━━━━━ Text provided ━━━━━

In their new book “Networked: The New Social Operating System”, Lee Rainie and Barry Wellman (2012) describe the revolutions of social networks, the Internet, and the mobile phone as intersecting to form a triple revolution that has “[shifted] people’s social lives away from densely knit family, neighbourhood, and group relationships toward more far-flung, less tight, more diverse personal networks” (p. 11).

Arguing for the need to look beyond a simplistic binary evaluation of ‘good’ or ‘bad’, the authors assert that the impact of the triple revolution on society is both good and bad, and more besides. Above all, theirs is a thesis based on agency: some people manage their networks better than others, different networks operate in different ways, and definitions of sociality and social currency are changing along with the technologies that support, construct and articulate them. It will come as no surprise that there are opposing schools of thought based on the structural constraints imposed by and upon all three technologies Rainie and Wellman highlight. Social networks, the Internet and the mobile phone are all subject to the conditions of their invention, evolution and implementation.

━━━━━ Given information ━━━━━

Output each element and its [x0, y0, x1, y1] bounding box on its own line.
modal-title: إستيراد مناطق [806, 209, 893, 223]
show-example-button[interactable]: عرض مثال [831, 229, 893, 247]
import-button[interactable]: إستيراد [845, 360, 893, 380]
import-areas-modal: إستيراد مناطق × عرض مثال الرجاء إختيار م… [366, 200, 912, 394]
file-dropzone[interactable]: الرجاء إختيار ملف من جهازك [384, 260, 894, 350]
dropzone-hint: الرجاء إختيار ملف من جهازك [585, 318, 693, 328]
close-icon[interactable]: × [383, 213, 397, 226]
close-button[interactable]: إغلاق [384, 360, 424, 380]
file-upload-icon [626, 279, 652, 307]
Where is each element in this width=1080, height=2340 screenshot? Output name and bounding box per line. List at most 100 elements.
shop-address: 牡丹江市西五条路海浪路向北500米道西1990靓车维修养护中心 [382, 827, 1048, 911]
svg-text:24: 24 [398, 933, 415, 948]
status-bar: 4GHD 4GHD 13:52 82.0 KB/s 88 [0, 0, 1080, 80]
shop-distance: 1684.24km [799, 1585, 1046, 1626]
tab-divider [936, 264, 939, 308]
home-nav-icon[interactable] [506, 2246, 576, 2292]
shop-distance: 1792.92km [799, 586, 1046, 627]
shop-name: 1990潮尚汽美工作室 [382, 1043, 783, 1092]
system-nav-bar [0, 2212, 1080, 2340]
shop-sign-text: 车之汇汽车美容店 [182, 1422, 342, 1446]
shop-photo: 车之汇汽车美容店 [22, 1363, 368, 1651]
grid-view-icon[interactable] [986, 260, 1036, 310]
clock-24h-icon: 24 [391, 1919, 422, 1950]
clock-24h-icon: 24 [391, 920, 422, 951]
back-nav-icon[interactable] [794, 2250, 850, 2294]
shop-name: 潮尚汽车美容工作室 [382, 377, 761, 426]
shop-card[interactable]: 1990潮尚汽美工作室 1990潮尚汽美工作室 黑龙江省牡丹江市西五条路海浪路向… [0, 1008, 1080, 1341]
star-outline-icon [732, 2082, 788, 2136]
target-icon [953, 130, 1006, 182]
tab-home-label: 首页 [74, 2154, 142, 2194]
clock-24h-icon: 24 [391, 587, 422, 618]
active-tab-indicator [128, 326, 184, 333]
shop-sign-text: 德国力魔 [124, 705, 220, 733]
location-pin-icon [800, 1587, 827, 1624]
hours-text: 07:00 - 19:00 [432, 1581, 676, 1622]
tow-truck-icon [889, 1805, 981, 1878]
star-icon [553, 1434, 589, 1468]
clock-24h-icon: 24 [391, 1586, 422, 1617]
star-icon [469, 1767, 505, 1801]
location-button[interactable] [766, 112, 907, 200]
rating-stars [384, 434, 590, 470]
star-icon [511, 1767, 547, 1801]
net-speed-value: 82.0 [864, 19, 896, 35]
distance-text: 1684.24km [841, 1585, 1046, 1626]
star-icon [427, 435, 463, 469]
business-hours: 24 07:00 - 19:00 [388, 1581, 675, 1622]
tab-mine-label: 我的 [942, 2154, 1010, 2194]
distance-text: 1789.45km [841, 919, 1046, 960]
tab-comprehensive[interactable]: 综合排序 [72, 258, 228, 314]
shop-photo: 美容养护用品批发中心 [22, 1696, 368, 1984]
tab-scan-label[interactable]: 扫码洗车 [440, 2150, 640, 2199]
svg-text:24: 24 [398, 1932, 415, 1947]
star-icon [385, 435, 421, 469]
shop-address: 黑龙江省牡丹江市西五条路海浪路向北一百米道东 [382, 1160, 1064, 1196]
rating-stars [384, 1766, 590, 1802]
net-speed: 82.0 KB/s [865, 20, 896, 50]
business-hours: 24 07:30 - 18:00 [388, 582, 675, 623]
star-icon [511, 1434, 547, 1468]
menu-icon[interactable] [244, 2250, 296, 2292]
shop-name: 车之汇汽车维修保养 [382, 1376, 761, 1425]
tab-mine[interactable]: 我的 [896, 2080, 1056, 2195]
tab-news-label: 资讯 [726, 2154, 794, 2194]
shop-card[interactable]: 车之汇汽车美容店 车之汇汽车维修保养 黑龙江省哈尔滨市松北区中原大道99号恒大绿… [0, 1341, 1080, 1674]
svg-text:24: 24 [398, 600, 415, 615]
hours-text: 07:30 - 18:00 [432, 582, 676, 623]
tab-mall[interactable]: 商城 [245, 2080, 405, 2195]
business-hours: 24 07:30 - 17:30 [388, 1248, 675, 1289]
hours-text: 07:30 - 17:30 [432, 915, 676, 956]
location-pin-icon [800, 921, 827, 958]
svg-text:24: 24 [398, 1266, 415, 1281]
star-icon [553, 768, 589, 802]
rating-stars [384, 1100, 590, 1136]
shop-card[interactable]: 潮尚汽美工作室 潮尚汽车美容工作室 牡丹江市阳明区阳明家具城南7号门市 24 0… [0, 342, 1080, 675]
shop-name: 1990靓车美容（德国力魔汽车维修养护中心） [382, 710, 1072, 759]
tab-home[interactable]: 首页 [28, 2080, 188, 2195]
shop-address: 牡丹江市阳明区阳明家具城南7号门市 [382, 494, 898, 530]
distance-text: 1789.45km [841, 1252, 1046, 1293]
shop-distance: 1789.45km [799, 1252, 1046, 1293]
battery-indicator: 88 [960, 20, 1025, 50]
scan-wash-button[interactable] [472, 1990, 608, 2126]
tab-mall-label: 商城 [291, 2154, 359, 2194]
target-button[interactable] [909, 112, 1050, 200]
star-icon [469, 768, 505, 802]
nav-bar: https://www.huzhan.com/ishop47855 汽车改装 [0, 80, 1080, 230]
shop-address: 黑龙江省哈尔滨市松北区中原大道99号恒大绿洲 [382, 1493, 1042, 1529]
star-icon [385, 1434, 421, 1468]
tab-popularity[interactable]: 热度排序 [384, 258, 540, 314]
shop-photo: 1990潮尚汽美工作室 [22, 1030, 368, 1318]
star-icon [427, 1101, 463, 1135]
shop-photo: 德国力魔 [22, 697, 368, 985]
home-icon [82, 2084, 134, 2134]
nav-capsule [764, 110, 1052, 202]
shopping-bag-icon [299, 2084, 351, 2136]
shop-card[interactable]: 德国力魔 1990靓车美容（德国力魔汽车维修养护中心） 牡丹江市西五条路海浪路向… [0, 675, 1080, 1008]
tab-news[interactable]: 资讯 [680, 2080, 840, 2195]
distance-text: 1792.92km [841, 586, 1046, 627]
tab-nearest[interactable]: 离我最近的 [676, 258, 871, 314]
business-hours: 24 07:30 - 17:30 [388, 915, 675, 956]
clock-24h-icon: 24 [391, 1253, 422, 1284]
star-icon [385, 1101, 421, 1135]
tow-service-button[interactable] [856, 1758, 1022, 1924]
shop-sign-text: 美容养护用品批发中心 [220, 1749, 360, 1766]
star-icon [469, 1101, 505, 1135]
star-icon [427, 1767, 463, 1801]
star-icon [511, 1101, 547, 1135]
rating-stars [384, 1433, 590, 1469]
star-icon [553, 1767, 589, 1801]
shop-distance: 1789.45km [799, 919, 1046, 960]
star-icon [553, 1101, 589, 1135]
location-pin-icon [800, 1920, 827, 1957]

━━━━━

Exercise instructions:
(1) Please list the three revolutions that, according to the passage on the triple revolution, intersect to form the triple revolution.
(2) Repeat the part of the passage on the triple revolution starting with "Arguing for the" and going on through "evolution and implementation.".
The rows above are separate material, apart from the passage on the triple revolution.

Written responses:
(1)
- Social networks
- The Internet
- The mobile phone

(2)
Arguing for the need to look beyond a simplistic binary evaluation of ‘good’ or ‘bad’, the authors assert that the impact of the triple revolution on society is both good and bad, and more besides. Above all, theirs is a thesis based on agency: some people manage their networks better than others, different networks operate in different ways, and definitions of sociality and social currency are changing along with the technologies that support, construct and articulate them. It will come as no surprise that there are opposing schools of thought based on the structural constraints imposed by and upon all three technologies Rainie and Wellman highlight. Social networks, the Internet and the mobile phone are all subject to the conditions of their invention, evolution and implementation.